** Challenge **
In the entries below, count every line with the string "qualités". State the count and nothing else.

** Data excerpts **
□ □ □

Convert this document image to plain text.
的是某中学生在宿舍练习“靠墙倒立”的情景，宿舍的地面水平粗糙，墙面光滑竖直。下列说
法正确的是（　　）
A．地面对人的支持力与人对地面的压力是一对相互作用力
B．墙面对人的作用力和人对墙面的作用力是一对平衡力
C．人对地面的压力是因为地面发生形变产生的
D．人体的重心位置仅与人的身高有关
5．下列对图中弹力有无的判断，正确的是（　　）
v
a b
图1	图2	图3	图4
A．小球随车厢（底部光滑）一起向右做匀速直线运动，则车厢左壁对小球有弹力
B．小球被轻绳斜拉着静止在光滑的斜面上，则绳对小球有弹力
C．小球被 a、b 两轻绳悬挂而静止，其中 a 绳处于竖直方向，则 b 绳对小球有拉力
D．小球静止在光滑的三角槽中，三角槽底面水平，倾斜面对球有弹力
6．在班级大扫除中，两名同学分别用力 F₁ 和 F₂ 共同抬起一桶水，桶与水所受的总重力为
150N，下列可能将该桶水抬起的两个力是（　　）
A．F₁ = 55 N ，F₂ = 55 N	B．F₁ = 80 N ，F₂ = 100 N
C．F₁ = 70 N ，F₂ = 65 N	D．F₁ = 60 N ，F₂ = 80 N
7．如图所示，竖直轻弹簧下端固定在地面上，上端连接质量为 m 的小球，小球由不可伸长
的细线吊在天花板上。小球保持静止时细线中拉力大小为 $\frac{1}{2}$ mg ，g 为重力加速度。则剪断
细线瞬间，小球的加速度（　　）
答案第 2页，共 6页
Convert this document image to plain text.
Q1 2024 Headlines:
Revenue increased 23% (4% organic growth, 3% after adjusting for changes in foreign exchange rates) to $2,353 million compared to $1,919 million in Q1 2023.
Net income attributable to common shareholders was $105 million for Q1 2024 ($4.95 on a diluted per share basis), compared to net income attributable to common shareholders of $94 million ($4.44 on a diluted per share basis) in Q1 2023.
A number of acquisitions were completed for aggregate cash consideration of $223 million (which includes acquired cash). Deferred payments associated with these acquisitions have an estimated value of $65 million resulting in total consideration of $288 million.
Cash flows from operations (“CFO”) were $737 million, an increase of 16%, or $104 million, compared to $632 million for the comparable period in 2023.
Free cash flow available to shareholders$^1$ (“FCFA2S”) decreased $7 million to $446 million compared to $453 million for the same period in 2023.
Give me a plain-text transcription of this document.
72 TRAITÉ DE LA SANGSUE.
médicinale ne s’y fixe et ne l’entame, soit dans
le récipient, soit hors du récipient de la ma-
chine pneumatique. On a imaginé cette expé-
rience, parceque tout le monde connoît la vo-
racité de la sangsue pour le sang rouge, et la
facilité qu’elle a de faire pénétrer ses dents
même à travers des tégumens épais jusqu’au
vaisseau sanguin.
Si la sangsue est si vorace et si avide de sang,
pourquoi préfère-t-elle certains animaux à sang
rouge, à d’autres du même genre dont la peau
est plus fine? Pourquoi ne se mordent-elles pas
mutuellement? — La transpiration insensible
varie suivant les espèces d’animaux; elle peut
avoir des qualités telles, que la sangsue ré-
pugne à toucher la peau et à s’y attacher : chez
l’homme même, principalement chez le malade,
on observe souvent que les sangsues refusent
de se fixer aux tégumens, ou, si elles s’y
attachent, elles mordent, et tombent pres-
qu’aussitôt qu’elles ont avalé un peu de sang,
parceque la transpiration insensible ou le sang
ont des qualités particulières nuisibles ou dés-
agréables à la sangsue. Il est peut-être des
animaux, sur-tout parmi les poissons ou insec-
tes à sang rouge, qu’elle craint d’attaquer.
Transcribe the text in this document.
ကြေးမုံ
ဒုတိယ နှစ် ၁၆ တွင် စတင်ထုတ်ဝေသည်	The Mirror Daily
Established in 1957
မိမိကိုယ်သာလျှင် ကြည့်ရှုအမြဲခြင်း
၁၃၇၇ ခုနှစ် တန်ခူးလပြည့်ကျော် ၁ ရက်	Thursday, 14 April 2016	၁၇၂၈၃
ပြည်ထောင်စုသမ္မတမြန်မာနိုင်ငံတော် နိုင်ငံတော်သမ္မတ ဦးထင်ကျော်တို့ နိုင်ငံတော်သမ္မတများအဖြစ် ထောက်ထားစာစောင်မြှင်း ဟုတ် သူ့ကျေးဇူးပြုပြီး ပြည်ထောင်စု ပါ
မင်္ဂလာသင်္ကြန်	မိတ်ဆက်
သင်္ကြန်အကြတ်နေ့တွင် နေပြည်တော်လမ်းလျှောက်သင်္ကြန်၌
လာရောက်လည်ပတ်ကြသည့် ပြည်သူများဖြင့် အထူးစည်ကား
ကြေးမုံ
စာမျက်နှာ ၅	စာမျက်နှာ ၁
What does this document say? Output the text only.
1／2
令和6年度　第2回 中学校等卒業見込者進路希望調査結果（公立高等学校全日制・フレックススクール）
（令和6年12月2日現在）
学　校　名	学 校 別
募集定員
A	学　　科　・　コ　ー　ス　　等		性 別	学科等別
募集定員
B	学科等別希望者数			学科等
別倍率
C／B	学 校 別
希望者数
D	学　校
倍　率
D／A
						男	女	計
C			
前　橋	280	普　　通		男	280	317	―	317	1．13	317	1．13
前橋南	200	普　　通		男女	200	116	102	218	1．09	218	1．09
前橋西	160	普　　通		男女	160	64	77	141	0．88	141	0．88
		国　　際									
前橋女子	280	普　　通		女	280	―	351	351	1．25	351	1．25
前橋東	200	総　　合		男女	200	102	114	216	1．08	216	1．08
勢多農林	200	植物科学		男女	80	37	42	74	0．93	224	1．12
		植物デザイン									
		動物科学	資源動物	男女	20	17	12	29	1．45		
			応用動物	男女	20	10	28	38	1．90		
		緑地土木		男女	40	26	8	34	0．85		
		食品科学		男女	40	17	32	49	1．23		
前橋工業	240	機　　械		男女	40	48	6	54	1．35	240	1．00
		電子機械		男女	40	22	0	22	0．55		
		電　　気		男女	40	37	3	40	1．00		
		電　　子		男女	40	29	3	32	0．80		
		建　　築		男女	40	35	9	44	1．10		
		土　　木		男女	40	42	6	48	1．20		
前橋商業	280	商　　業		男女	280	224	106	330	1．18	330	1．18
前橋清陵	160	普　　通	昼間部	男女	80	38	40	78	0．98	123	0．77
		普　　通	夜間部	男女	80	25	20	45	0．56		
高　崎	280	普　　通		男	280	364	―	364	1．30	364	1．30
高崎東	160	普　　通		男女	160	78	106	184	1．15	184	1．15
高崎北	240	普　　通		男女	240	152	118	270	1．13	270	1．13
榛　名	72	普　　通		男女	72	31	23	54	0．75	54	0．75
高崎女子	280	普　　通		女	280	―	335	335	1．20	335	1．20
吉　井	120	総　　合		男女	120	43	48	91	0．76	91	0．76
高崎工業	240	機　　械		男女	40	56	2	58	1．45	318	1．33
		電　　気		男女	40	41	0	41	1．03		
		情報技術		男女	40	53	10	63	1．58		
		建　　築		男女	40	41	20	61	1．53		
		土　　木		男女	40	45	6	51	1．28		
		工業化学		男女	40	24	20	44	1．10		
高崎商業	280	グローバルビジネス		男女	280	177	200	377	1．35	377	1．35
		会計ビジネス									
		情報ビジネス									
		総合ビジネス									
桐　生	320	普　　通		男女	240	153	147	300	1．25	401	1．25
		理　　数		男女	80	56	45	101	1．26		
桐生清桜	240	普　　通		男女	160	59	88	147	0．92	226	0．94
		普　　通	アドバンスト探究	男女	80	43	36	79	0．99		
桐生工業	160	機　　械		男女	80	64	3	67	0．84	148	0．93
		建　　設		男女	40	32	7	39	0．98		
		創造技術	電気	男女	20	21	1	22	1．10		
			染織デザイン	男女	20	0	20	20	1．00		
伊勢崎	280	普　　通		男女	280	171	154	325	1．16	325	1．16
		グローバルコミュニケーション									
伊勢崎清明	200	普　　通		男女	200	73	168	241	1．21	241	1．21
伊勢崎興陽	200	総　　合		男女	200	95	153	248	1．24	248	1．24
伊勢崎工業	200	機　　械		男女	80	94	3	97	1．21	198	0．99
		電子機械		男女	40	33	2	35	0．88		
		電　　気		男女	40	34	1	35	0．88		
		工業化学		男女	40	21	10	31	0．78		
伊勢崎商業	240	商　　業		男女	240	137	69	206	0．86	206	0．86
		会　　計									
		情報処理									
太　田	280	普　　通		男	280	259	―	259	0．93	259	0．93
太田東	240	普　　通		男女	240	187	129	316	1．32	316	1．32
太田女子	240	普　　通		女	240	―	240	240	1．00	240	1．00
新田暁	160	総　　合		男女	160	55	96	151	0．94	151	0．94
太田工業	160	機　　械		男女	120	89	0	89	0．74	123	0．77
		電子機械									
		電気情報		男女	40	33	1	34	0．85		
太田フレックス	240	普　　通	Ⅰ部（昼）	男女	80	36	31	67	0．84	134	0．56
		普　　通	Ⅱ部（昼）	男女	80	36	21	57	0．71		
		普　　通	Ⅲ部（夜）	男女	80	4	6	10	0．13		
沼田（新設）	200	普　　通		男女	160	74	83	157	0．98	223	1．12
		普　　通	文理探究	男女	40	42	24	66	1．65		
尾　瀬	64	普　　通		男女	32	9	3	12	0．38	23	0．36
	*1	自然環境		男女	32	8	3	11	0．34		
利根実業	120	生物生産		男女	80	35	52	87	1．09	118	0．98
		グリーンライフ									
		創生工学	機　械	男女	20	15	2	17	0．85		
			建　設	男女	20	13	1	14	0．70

□ □ □

** Exercise solution **
2